-- START OF EXTRACTED ENTRIES --

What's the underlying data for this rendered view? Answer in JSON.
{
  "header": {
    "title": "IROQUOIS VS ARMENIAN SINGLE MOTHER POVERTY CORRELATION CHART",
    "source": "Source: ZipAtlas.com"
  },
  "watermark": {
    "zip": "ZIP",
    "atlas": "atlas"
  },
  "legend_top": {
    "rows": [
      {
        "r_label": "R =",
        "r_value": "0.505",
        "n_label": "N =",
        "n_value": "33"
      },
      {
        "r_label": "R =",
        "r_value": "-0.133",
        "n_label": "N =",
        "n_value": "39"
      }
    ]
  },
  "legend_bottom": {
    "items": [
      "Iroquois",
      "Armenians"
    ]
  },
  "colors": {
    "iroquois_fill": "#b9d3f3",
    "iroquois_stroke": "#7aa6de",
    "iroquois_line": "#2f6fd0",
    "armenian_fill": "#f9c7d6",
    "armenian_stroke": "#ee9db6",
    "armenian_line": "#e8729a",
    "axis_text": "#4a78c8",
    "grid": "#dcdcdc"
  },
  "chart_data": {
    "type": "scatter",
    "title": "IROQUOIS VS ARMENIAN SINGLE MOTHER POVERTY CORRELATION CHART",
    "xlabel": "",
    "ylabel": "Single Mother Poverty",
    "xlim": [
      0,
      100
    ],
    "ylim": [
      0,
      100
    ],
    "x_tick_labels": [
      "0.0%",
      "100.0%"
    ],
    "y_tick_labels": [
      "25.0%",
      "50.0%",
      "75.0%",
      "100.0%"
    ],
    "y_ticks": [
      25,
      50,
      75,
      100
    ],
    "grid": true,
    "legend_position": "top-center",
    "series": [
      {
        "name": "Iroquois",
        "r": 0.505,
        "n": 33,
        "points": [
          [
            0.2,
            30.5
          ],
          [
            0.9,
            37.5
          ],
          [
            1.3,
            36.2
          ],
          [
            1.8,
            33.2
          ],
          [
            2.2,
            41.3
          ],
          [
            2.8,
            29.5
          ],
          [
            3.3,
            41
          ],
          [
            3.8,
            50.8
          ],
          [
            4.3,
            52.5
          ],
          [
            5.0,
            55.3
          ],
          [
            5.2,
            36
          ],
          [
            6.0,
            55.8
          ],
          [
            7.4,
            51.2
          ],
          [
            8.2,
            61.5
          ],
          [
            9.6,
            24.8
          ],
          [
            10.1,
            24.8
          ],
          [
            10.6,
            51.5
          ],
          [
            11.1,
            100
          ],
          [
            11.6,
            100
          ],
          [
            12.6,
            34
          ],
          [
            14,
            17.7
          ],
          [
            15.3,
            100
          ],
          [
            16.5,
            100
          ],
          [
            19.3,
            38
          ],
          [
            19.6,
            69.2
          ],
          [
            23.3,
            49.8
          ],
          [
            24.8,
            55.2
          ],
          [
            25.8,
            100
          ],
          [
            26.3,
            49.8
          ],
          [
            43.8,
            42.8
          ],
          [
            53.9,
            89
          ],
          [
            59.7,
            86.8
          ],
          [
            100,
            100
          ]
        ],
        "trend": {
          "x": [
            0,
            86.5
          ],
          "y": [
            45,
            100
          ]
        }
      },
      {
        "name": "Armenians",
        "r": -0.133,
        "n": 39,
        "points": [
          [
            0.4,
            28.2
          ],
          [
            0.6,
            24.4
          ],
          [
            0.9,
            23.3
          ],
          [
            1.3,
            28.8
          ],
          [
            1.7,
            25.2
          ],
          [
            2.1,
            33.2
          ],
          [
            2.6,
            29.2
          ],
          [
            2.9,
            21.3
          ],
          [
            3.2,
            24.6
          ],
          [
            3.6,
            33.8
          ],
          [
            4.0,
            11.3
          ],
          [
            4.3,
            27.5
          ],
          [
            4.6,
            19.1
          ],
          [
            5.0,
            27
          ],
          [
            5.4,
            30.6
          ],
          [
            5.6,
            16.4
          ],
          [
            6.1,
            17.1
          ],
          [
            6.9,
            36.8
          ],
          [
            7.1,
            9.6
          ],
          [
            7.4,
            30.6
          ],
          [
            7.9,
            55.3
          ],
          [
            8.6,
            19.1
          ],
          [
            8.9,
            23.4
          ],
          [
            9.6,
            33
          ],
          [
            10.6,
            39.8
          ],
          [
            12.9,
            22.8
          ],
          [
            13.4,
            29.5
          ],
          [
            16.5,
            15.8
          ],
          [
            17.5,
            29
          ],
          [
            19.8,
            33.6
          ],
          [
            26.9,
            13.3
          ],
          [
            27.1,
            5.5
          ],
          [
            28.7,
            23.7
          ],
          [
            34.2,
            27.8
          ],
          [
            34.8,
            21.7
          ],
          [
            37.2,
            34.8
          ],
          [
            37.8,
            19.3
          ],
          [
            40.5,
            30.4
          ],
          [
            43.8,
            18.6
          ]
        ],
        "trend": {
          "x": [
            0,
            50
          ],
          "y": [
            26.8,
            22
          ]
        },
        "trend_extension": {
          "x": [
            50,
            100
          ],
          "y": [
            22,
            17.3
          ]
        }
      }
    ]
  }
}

-- END OF EXTRACTED ENTRIES --

→ **EXERCISE DETAILS**:
Print again each line of the listing above, exactly as it appears.

→ **EXERCISE OUTPUT**:
What's the underlying data for this rendered view? Answer in JSON.
{
  "header": {
    "title": "IROQUOIS VS ARMENIAN SINGLE MOTHER POVERTY CORRELATION CHART",
    "source": "Source: ZipAtlas.com"
  },
  "watermark": {
    "zip": "ZIP",
    "atlas": "atlas"
  },
  "legend_top": {
    "rows": [
      {
        "r_label": "R =",
        "r_value": "0.505",
        "n_label": "N =",
        "n_value": "33"
      },
      {
        "r_label": "R =",
        "r_value": "-0.133",
        "n_label": "N =",
        "n_value": "39"
      }
    ]
  },
  "legend_bottom": {
    "items": [
      "Iroquois",
      "Armenians"
    ]
  },
  "colors": {
    "iroquois_fill": "#b9d3f3",
    "iroquois_stroke": "#7aa6de",
    "iroquois_line": "#2f6fd0",
    "armenian_fill": "#f9c7d6",
    "armenian_stroke": "#ee9db6",
    "armenian_line": "#e8729a",
    "axis_text": "#4a78c8",
    "grid": "#dcdcdc"
  },
  "chart_data": {
    "type": "scatter",
    "title": "IROQUOIS VS ARMENIAN SINGLE MOTHER POVERTY CORRELATION CHART",
    "xlabel": "",
    "ylabel": "Single Mother Poverty",
    "xlim": [
      0,
      100
    ],
    "ylim": [
      0,
      100
    ],
    "x_tick_labels": [
      "0.0%",
      "100.0%"
    ],
    "y_tick_labels": [
      "25.0%",
      "50.0%",
      "75.0%",
      "100.0%"
    ],
    "y_ticks": [
      25,
      50,
      75,
      100
    ],
    "grid": true,
    "legend_position": "top-center",
    "series": [
      {
        "name": "Iroquois",
        "r": 0.505,
        "n": 33,
        "points": [
          [
            0.2,
            30.5
          ],
          [
            0.9,
            37.5
          ],
          [
            1.3,
            36.2
          ],
          [
            1.8,
            33.2
          ],
          [
            2.2,
            41.3
          ],
          [
            2.8,
            29.5
          ],
          [
            3.3,
            41
          ],
          [
            3.8,
            50.8
          ],
          [
            4.3,
            52.5
          ],
          [
            5.0,
            55.3
          ],
          [
            5.2,
            36
          ],
          [
            6.0,
            55.8
          ],
          [
            7.4,
            51.2
          ],
          [
            8.2,
            61.5
          ],
          [
            9.6,
            24.8
          ],
          [
            10.1,
            24.8
          ],
          [
            10.6,
            51.5
          ],
          [
            11.1,
            100
          ],
          [
            11.6,
            100
          ],
          [
            12.6,
            34
          ],
          [
            14,
            17.7
          ],
          [
            15.3,
            100
          ],
          [
            16.5,
            100
          ],
          [
            19.3,
            38
          ],
          [
            19.6,
            69.2
          ],
          [
            23.3,
            49.8
          ],
          [
            24.8,
            55.2
          ],
          [
            25.8,
            100
          ],
          [
            26.3,
            49.8
          ],
          [
            43.8,
            42.8
          ],
          [
            53.9,
            89
          ],
          [
            59.7,
            86.8
          ],
          [
            100,
            100
          ]
        ],
        "trend": {
          "x": [
            0,
            86.5
          ],
          "y": [
            45,
            100
          ]
        }
      },
      {
        "name": "Armenians",
        "r": -0.133,
        "n": 39,
        "points": [
          [
            0.4,
            28.2
          ],
          [
            0.6,
            24.4
          ],
          [
            0.9,
            23.3
          ],
          [
            1.3,
            28.8
          ],
          [
            1.7,
            25.2
          ],
          [
            2.1,
            33.2
          ],
          [
            2.6,
            29.2
          ],
          [
            2.9,
            21.3
          ],
          [
            3.2,
            24.6
          ],
          [
            3.6,
            33.8
          ],
          [
            4.0,
            11.3
          ],
          [
            4.3,
            27.5
          ],
          [
            4.6,
            19.1
          ],
          [
            5.0,
            27
          ],
          [
            5.4,
            30.6
          ],
          [
            5.6,
            16.4
          ],
          [
            6.1,
            17.1
          ],
          [
            6.9,
            36.8
          ],
          [
            7.1,
            9.6
          ],
          [
            7.4,
            30.6
          ],
          [
            7.9,
            55.3
          ],
          [
            8.6,
            19.1
          ],
          [
            8.9,
            23.4
          ],
          [
            9.6,
            33
          ],
          [
            10.6,
            39.8
          ],
          [
            12.9,
            22.8
          ],
          [
            13.4,
            29.5
          ],
          [
            16.5,
            15.8
          ],
          [
            17.5,
            29
          ],
          [
            19.8,
            33.6
          ],
          [
            26.9,
            13.3
          ],
          [
            27.1,
            5.5
          ],
          [
            28.7,
            23.7
          ],
          [
            34.2,
            27.8
          ],
          [
            34.8,
            21.7
          ],
          [
            37.2,
            34.8
          ],
          [
            37.8,
            19.3
          ],
          [
            40.5,
            30.4
          ],
          [
            43.8,
            18.6
          ]
        ],
        "trend": {
          "x": [
            0,
            50
          ],
          "y": [
            26.8,
            22
          ]
        },
        "trend_extension": {
          "x": [
            50,
            100
          ],
          "y": [
            22,
            17.3
          ]
        }
      }
    ]
  }
}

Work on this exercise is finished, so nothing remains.